AIM »
Reproduce every line of the material below without changing anything.

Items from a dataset
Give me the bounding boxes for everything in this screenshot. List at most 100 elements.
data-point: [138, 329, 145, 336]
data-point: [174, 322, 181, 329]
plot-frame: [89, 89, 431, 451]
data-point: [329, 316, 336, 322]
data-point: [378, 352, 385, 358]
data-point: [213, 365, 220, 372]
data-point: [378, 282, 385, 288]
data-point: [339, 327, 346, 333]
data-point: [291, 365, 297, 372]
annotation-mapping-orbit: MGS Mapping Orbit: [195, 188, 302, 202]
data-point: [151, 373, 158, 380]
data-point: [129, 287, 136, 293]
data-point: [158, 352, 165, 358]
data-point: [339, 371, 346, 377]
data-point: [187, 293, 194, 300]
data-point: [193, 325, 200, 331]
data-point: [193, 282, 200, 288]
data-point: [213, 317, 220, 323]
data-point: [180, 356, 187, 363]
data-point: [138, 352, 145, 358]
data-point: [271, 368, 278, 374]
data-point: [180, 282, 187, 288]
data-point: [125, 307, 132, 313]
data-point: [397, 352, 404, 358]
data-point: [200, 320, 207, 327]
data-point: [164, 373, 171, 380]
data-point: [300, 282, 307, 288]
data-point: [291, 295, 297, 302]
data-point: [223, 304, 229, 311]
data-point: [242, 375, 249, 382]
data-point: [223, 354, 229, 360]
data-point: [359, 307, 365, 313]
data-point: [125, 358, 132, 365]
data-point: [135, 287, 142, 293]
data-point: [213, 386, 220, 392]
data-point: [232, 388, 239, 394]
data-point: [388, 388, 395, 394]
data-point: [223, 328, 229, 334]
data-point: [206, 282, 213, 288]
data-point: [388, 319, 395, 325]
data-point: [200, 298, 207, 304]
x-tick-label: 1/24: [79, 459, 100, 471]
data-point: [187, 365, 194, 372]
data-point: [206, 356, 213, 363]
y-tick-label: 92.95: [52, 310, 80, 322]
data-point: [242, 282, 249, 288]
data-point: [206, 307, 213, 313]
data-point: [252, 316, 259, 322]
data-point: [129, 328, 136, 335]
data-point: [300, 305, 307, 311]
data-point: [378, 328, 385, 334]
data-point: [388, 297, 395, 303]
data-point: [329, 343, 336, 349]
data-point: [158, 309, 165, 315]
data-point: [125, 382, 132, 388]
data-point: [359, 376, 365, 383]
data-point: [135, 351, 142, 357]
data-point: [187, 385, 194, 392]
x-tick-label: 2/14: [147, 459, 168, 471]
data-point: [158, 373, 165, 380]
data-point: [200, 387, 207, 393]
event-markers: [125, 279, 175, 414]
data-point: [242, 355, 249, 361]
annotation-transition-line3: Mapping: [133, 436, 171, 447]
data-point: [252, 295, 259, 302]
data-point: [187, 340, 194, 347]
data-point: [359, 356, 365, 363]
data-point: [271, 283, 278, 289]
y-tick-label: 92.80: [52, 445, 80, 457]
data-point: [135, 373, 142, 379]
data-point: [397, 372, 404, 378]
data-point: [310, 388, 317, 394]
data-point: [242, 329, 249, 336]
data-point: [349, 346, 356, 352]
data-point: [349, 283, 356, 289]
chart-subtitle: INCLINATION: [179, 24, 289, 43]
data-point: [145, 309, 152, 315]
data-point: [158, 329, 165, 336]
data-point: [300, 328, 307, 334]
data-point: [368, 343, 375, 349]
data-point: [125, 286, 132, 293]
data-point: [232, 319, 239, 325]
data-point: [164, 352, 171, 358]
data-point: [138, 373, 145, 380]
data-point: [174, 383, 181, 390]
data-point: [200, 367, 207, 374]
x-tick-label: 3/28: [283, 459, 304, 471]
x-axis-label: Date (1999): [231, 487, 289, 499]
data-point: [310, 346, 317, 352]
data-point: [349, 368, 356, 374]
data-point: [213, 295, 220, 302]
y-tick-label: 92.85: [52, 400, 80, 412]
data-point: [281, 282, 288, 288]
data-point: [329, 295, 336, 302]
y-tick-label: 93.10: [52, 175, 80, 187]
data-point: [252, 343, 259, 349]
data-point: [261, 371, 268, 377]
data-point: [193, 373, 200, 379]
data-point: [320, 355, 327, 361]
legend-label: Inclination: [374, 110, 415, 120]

SOLUTION FOR THIS PROBLEM »
Give me the bounding boxes for everything in this screenshot. List at most 100 elements.
data-point: [138, 329, 145, 336]
data-point: [174, 322, 181, 329]
plot-frame: [89, 89, 431, 451]
data-point: [329, 316, 336, 322]
data-point: [378, 352, 385, 358]
data-point: [213, 365, 220, 372]
data-point: [378, 282, 385, 288]
data-point: [339, 327, 346, 333]
data-point: [291, 365, 297, 372]
annotation-mapping-orbit: MGS Mapping Orbit: [195, 188, 302, 202]
data-point: [151, 373, 158, 380]
data-point: [129, 287, 136, 293]
data-point: [158, 352, 165, 358]
data-point: [339, 371, 346, 377]
data-point: [187, 293, 194, 300]
data-point: [193, 325, 200, 331]
data-point: [193, 282, 200, 288]
data-point: [213, 317, 220, 323]
data-point: [180, 356, 187, 363]
data-point: [138, 352, 145, 358]
data-point: [271, 368, 278, 374]
data-point: [180, 282, 187, 288]
data-point: [125, 307, 132, 313]
data-point: [397, 352, 404, 358]
data-point: [200, 320, 207, 327]
data-point: [164, 373, 171, 380]
data-point: [300, 282, 307, 288]
data-point: [291, 295, 297, 302]
data-point: [223, 304, 229, 311]
data-point: [242, 375, 249, 382]
data-point: [223, 354, 229, 360]
data-point: [359, 307, 365, 313]
data-point: [125, 358, 132, 365]
data-point: [135, 287, 142, 293]
data-point: [213, 386, 220, 392]
data-point: [232, 388, 239, 394]
data-point: [388, 388, 395, 394]
data-point: [223, 328, 229, 334]
data-point: [206, 282, 213, 288]
data-point: [388, 319, 395, 325]
data-point: [200, 298, 207, 304]
x-tick-label: 1/24: [79, 459, 100, 471]
data-point: [187, 365, 194, 372]
data-point: [206, 356, 213, 363]
y-tick-label: 92.95: [52, 310, 80, 322]
data-point: [242, 282, 249, 288]
data-point: [206, 307, 213, 313]
data-point: [252, 316, 259, 322]
data-point: [129, 328, 136, 335]
data-point: [300, 305, 307, 311]
data-point: [378, 328, 385, 334]
data-point: [388, 297, 395, 303]
data-point: [329, 343, 336, 349]
data-point: [158, 309, 165, 315]
data-point: [125, 382, 132, 388]
data-point: [359, 376, 365, 383]
data-point: [135, 351, 142, 357]
data-point: [187, 385, 194, 392]
x-tick-label: 2/14: [147, 459, 168, 471]
data-point: [158, 373, 165, 380]
data-point: [200, 387, 207, 393]
event-markers: [125, 279, 175, 414]
data-point: [242, 355, 249, 361]
annotation-transition-line3: Mapping: [133, 436, 171, 447]
data-point: [252, 295, 259, 302]
data-point: [187, 340, 194, 347]
data-point: [359, 356, 365, 363]
data-point: [271, 283, 278, 289]
y-tick-label: 92.80: [52, 445, 80, 457]
data-point: [135, 373, 142, 379]
data-point: [397, 372, 404, 378]
data-point: [310, 388, 317, 394]
data-point: [242, 329, 249, 336]
data-point: [349, 346, 356, 352]
data-point: [349, 283, 356, 289]
chart-subtitle: INCLINATION: [179, 24, 289, 43]
data-point: [145, 309, 152, 315]
data-point: [158, 329, 165, 336]
data-point: [300, 328, 307, 334]
data-point: [368, 343, 375, 349]
data-point: [125, 286, 132, 293]
data-point: [232, 319, 239, 325]
data-point: [164, 352, 171, 358]
data-point: [138, 373, 145, 380]
data-point: [174, 383, 181, 390]
data-point: [200, 367, 207, 374]
x-tick-label: 3/28: [283, 459, 304, 471]
x-axis-label: Date (1999): [231, 487, 289, 499]
data-point: [310, 346, 317, 352]
data-point: [349, 368, 356, 374]
data-point: [213, 295, 220, 302]
y-tick-label: 92.85: [52, 400, 80, 412]
data-point: [281, 282, 288, 288]
data-point: [329, 295, 336, 302]
y-tick-label: 93.10: [52, 175, 80, 187]
data-point: [252, 343, 259, 349]
data-point: [261, 371, 268, 377]
data-point: [193, 373, 200, 379]
data-point: [320, 355, 327, 361]
legend-label: Inclination: [374, 110, 415, 120]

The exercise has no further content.